- [GOAL]:
Exactly reproduce each record listed below.

[Stored data entries]
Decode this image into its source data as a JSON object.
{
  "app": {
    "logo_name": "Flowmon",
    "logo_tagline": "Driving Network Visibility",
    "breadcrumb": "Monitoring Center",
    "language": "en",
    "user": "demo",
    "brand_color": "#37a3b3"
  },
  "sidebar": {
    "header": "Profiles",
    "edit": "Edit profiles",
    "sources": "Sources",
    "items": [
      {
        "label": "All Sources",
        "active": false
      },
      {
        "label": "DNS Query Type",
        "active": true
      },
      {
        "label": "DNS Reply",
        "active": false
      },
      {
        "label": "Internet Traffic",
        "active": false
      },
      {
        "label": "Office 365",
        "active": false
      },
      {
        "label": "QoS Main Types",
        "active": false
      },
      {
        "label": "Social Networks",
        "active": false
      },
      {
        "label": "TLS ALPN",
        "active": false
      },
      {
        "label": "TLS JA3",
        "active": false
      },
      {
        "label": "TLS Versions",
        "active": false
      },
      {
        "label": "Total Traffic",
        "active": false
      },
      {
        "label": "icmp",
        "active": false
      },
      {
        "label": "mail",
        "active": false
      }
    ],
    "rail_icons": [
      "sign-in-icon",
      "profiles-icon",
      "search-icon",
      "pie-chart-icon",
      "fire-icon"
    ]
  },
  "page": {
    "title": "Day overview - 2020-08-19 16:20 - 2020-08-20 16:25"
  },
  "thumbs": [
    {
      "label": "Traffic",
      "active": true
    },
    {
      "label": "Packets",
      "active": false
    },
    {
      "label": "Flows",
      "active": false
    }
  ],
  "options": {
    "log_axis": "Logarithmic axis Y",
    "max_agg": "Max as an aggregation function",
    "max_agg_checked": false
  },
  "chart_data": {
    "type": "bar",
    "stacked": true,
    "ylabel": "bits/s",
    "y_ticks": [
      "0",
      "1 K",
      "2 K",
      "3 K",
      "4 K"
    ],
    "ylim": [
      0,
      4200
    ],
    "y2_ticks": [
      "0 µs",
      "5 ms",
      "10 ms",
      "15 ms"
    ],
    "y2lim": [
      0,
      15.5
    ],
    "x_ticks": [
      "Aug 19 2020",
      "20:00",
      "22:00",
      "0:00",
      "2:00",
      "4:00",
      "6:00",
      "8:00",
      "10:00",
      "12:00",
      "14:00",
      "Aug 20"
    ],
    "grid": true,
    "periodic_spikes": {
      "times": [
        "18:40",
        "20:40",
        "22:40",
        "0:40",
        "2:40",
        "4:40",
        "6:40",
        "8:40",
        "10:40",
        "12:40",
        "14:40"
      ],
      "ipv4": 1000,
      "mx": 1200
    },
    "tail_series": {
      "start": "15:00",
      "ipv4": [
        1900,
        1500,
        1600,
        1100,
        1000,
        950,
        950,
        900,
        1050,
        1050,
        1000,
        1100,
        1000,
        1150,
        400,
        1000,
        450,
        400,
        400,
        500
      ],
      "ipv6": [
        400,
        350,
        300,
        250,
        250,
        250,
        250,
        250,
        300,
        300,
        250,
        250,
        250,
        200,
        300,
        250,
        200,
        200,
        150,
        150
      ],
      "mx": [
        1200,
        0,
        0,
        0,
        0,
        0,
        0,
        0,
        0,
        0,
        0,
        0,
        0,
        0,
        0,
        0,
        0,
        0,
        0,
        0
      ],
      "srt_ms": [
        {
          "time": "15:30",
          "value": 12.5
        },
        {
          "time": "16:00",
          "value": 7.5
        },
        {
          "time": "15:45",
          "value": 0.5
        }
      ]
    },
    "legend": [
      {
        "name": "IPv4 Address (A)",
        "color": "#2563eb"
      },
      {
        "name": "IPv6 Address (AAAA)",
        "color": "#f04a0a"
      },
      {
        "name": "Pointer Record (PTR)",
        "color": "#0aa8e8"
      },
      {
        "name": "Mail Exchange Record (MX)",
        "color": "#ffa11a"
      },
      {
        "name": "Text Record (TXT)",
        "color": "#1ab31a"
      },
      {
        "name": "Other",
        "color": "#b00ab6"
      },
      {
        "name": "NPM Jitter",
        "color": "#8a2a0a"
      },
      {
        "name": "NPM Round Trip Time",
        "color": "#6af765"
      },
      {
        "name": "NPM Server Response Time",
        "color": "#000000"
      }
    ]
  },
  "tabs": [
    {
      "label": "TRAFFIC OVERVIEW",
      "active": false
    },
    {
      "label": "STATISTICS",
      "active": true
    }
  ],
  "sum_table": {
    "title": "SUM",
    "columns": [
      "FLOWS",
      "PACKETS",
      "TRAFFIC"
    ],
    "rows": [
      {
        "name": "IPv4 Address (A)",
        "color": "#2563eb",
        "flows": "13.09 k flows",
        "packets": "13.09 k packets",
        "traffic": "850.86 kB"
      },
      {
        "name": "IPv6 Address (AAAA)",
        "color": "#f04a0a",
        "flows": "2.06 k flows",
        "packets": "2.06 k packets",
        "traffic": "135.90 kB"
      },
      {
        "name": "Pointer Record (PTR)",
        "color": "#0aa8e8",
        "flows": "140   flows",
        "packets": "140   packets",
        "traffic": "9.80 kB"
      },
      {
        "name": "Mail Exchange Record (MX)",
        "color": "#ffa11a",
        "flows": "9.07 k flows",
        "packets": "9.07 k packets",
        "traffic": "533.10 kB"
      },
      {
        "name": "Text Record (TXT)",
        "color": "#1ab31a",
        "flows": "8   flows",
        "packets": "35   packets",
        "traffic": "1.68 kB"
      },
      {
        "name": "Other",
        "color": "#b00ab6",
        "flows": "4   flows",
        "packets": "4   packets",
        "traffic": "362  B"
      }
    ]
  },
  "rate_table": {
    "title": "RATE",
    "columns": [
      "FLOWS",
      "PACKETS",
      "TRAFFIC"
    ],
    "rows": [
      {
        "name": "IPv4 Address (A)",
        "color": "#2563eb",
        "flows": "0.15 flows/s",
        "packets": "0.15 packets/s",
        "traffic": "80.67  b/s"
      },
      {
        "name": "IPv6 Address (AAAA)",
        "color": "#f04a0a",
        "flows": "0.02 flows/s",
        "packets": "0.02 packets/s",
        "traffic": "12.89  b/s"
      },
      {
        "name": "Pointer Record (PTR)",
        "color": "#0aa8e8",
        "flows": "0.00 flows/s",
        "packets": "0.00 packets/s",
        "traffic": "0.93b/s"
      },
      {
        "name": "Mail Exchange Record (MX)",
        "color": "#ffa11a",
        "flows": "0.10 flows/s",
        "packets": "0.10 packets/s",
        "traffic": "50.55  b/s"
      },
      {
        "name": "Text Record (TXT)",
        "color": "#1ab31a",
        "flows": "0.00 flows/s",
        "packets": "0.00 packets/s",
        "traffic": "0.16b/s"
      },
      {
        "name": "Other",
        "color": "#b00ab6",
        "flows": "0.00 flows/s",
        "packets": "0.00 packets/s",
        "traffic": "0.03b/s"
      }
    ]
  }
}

- [TASK RESPONSE]:
Decode this image into its source data as a JSON object.
{
  "app": {
    "logo_name": "Flowmon",
    "logo_tagline": "Driving Network Visibility",
    "breadcrumb": "Monitoring Center",
    "language": "en",
    "user": "demo",
    "brand_color": "#37a3b3"
  },
  "sidebar": {
    "header": "Profiles",
    "edit": "Edit profiles",
    "sources": "Sources",
    "items": [
      {
        "label": "All Sources",
        "active": false
      },
      {
        "label": "DNS Query Type",
        "active": true
      },
      {
        "label": "DNS Reply",
        "active": false
      },
      {
        "label": "Internet Traffic",
        "active": false
      },
      {
        "label": "Office 365",
        "active": false
      },
      {
        "label": "QoS Main Types",
        "active": false
      },
      {
        "label": "Social Networks",
        "active": false
      },
      {
        "label": "TLS ALPN",
        "active": false
      },
      {
        "label": "TLS JA3",
        "active": false
      },
      {
        "label": "TLS Versions",
        "active": false
      },
      {
        "label": "Total Traffic",
        "active": false
      },
      {
        "label": "icmp",
        "active": false
      },
      {
        "label": "mail",
        "active": false
      }
    ],
    "rail_icons": [
      "sign-in-icon",
      "profiles-icon",
      "search-icon",
      "pie-chart-icon",
      "fire-icon"
    ]
  },
  "page": {
    "title": "Day overview - 2020-08-19 16:20 - 2020-08-20 16:25"
  },
  "thumbs": [
    {
      "label": "Traffic",
      "active": true
    },
    {
      "label": "Packets",
      "active": false
    },
    {
      "label": "Flows",
      "active": false
    }
  ],
  "options": {
    "log_axis": "Logarithmic axis Y",
    "max_agg": "Max as an aggregation function",
    "max_agg_checked": false
  },
  "chart_data": {
    "type": "bar",
    "stacked": true,
    "ylabel": "bits/s",
    "y_ticks": [
      "0",
      "1 K",
      "2 K",
      "3 K",
      "4 K"
    ],
    "ylim": [
      0,
      4200
    ],
    "y2_ticks": [
      "0 µs",
      "5 ms",
      "10 ms",
      "15 ms"
    ],
    "y2lim": [
      0,
      15.5
    ],
    "x_ticks": [
      "Aug 19 2020",
      "20:00",
      "22:00",
      "0:00",
      "2:00",
      "4:00",
      "6:00",
      "8:00",
      "10:00",
      "12:00",
      "14:00",
      "Aug 20"
    ],
    "grid": true,
    "periodic_spikes": {
      "times": [
        "18:40",
        "20:40",
        "22:40",
        "0:40",
        "2:40",
        "4:40",
        "6:40",
        "8:40",
        "10:40",
        "12:40",
        "14:40"
      ],
      "ipv4": 1000,
      "mx": 1200
    },
    "tail_series": {
      "start": "15:00",
      "ipv4": [
        1900,
        1500,
        1600,
        1100,
        1000,
        950,
        950,
        900,
        1050,
        1050,
        1000,
        1100,
        1000,
        1150,
        400,
        1000,
        450,
        400,
        400,
        500
      ],
      "ipv6": [
        400,
        350,
        300,
        250,
        250,
        250,
        250,
        250,
        300,
        300,
        250,
        250,
        250,
        200,
        300,
        250,
        200,
        200,
        150,
        150
      ],
      "mx": [
        1200,
        0,
        0,
        0,
        0,
        0,
        0,
        0,
        0,
        0,
        0,
        0,
        0,
        0,
        0,
        0,
        0,
        0,
        0,
        0
      ],
      "srt_ms": [
        {
          "time": "15:30",
          "value": 12.5
        },
        {
          "time": "16:00",
          "value": 7.5
        },
        {
          "time": "15:45",
          "value": 0.5
        }
      ]
    },
    "legend": [
      {
        "name": "IPv4 Address (A)",
        "color": "#2563eb"
      },
      {
        "name": "IPv6 Address (AAAA)",
        "color": "#f04a0a"
      },
      {
        "name": "Pointer Record (PTR)",
        "color": "#0aa8e8"
      },
      {
        "name": "Mail Exchange Record (MX)",
        "color": "#ffa11a"
      },
      {
        "name": "Text Record (TXT)",
        "color": "#1ab31a"
      },
      {
        "name": "Other",
        "color": "#b00ab6"
      },
      {
        "name": "NPM Jitter",
        "color": "#8a2a0a"
      },
      {
        "name": "NPM Round Trip Time",
        "color": "#6af765"
      },
      {
        "name": "NPM Server Response Time",
        "color": "#000000"
      }
    ]
  },
  "tabs": [
    {
      "label": "TRAFFIC OVERVIEW",
      "active": false
    },
    {
      "label": "STATISTICS",
      "active": true
    }
  ],
  "sum_table": {
    "title": "SUM",
    "columns": [
      "FLOWS",
      "PACKETS",
      "TRAFFIC"
    ],
    "rows": [
      {
        "name": "IPv4 Address (A)",
        "color": "#2563eb",
        "flows": "13.09 k flows",
        "packets": "13.09 k packets",
        "traffic": "850.86 kB"
      },
      {
        "name": "IPv6 Address (AAAA)",
        "color": "#f04a0a",
        "flows": "2.06 k flows",
        "packets": "2.06 k packets",
        "traffic": "135.90 kB"
      },
      {
        "name": "Pointer Record (PTR)",
        "color": "#0aa8e8",
        "flows": "140   flows",
        "packets": "140   packets",
        "traffic": "9.80 kB"
      },
      {
        "name": "Mail Exchange Record (MX)",
        "color": "#ffa11a",
        "flows": "9.07 k flows",
        "packets": "9.07 k packets",
        "traffic": "533.10 kB"
      },
      {
        "name": "Text Record (TXT)",
        "color": "#1ab31a",
        "flows": "8   flows",
        "packets": "35   packets",
        "traffic": "1.68 kB"
      },
      {
        "name": "Other",
        "color": "#b00ab6",
        "flows": "4   flows",
        "packets": "4   packets",
        "traffic": "362  B"
      }
    ]
  },
  "rate_table": {
    "title": "RATE",
    "columns": [
      "FLOWS",
      "PACKETS",
      "TRAFFIC"
    ],
    "rows": [
      {
        "name": "IPv4 Address (A)",
        "color": "#2563eb",
        "flows": "0.15 flows/s",
        "packets": "0.15 packets/s",
        "traffic": "80.67  b/s"
      },
      {
        "name": "IPv6 Address (AAAA)",
        "color": "#f04a0a",
        "flows": "0.02 flows/s",
        "packets": "0.02 packets/s",
        "traffic": "12.89  b/s"
      },
      {
        "name": "Pointer Record (PTR)",
        "color": "#0aa8e8",
        "flows": "0.00 flows/s",
        "packets": "0.00 packets/s",
        "traffic": "0.93b/s"
      },
      {
        "name": "Mail Exchange Record (MX)",
        "color": "#ffa11a",
        "flows": "0.10 flows/s",
        "packets": "0.10 packets/s",
        "traffic": "50.55  b/s"
      },
      {
        "name": "Text Record (TXT)",
        "color": "#1ab31a",
        "flows": "0.00 flows/s",
        "packets": "0.00 packets/s",
        "traffic": "0.16b/s"
      },
      {
        "name": "Other",
        "color": "#b00ab6",
        "flows": "0.00 flows/s",
        "packets": "0.00 packets/s",
        "traffic": "0.03b/s"
      }
    ]
  }
}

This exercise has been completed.